* EXCERPT TO READ *
BEGIN
The technology used is similar to that employed to burn records onto a recordable compact disc (CD-R) – with some crucial differences. The lasers employed are in the near-infrared, running from 780 to 830 nm, about the same range as in CD-R technology, Dyball said. The biggest difference is that the bit size is 2.5 μm and the track pitch is 12 μm, roughly three to 10 times the equivalent figures for CD-R.
That extra room, along with the use of a large chunk of the possible capacity for error correction, makes the optical stripe much more robust than is the case for the standard office CD-R. That toughness is important, given that LaserCard’s products are used as official documents by governments including those of the US, Italy, Saudi Arabia and Angola. These cards must last until they are reissued, a period that can be as long as 10 years.
LaserCard is planning to further improve the security features on its products. The optical medium enables creation of a secondary image, one that will appear only when the illumination is at the correct angle. Although it is possible to view this using nothing more than a laser pointer and a white wall, it would take exceptionally steady hands. So the company is developing a tool to make this easier.
END
* WORK TASK A *
Extract from the LaserCard passage the part that opens with the words containing "The technology used" and closes with "figures for CD-R.".
* WORK TASK B *
According to the LaserCard passage, what wavelength range do the lasers operate in?
The items are not needed for either task.

[Items listed in a dataset]
BEGIN
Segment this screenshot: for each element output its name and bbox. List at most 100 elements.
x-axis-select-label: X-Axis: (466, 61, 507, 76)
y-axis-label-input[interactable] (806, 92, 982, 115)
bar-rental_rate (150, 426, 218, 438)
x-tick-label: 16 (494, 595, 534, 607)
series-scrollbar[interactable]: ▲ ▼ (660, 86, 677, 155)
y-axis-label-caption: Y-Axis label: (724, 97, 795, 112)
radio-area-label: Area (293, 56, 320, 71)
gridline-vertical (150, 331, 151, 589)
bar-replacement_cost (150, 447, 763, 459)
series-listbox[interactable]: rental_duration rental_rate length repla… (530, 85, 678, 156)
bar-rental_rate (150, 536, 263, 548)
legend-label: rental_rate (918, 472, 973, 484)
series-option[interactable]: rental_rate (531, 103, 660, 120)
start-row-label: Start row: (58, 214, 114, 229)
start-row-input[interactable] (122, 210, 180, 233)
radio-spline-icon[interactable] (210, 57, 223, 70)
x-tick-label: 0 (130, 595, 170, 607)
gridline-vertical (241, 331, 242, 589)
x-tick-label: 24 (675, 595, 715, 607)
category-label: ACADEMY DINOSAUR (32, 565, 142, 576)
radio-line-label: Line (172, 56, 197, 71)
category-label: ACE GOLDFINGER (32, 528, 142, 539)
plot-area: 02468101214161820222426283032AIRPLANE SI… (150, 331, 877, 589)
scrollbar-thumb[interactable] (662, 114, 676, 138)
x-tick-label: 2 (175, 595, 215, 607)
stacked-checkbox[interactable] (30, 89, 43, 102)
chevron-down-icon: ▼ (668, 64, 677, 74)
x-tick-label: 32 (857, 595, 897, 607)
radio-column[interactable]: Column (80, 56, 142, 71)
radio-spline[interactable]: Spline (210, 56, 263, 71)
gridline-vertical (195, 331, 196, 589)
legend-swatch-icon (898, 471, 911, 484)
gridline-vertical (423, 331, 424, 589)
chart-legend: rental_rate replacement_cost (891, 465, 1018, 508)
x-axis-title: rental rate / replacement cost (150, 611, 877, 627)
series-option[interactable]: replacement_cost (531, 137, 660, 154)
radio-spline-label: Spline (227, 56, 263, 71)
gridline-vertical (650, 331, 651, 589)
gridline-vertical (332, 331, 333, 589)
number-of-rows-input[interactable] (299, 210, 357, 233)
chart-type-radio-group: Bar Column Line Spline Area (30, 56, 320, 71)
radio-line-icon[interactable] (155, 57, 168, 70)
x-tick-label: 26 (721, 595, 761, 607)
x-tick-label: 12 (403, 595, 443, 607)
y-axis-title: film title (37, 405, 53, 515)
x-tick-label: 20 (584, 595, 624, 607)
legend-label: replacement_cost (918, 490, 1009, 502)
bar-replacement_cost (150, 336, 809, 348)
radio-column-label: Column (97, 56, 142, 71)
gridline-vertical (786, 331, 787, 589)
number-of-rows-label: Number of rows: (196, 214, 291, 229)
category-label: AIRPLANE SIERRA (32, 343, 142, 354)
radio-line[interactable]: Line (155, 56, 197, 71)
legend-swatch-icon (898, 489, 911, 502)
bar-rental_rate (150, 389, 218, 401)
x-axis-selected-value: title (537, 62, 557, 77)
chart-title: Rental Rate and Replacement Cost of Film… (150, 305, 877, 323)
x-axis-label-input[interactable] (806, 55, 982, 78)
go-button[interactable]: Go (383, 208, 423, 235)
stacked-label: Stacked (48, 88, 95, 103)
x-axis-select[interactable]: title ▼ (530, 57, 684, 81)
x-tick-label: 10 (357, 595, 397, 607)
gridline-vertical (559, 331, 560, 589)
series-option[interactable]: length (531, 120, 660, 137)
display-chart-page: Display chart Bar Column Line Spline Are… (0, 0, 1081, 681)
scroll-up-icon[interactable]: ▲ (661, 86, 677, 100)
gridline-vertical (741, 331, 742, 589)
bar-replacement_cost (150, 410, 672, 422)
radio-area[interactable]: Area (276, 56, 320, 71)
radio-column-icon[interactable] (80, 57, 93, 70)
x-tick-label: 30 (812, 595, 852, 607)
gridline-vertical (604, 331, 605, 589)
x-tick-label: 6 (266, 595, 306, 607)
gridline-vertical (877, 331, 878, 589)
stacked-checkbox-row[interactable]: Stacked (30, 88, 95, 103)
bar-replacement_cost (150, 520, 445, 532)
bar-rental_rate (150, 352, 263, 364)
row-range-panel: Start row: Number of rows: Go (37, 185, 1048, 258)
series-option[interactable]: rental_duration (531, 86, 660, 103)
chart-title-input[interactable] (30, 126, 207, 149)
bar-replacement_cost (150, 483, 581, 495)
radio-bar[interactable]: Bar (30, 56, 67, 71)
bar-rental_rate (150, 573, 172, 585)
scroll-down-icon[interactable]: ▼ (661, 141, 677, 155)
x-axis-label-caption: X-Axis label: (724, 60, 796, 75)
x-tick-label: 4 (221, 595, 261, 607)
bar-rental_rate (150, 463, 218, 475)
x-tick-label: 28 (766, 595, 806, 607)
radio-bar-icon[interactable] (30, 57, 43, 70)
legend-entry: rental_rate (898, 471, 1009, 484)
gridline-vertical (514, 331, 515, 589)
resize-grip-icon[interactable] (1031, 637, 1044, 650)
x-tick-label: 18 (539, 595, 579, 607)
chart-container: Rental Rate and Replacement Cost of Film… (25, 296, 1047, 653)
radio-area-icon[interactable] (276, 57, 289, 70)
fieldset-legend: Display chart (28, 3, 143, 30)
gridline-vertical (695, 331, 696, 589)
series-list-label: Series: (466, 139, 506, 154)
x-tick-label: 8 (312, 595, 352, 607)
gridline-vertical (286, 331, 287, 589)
END
* EXERCISE ANSWER A *
The technology used is similar to that employed to burn records onto a recordable compact disc (CD-R) – with some crucial differences. The lasers employed are in the near-infrared, running from 780 to 830 nm, about the same range as in CD-R technology, Dyball said. The biggest difference is that the bit size is 2.5 μm and the track pitch is 12 μm, roughly three to 10 times the equivalent figures for CD-R.

* EXERCISE ANSWER B *
780 to 830 nm, in the near-infrared.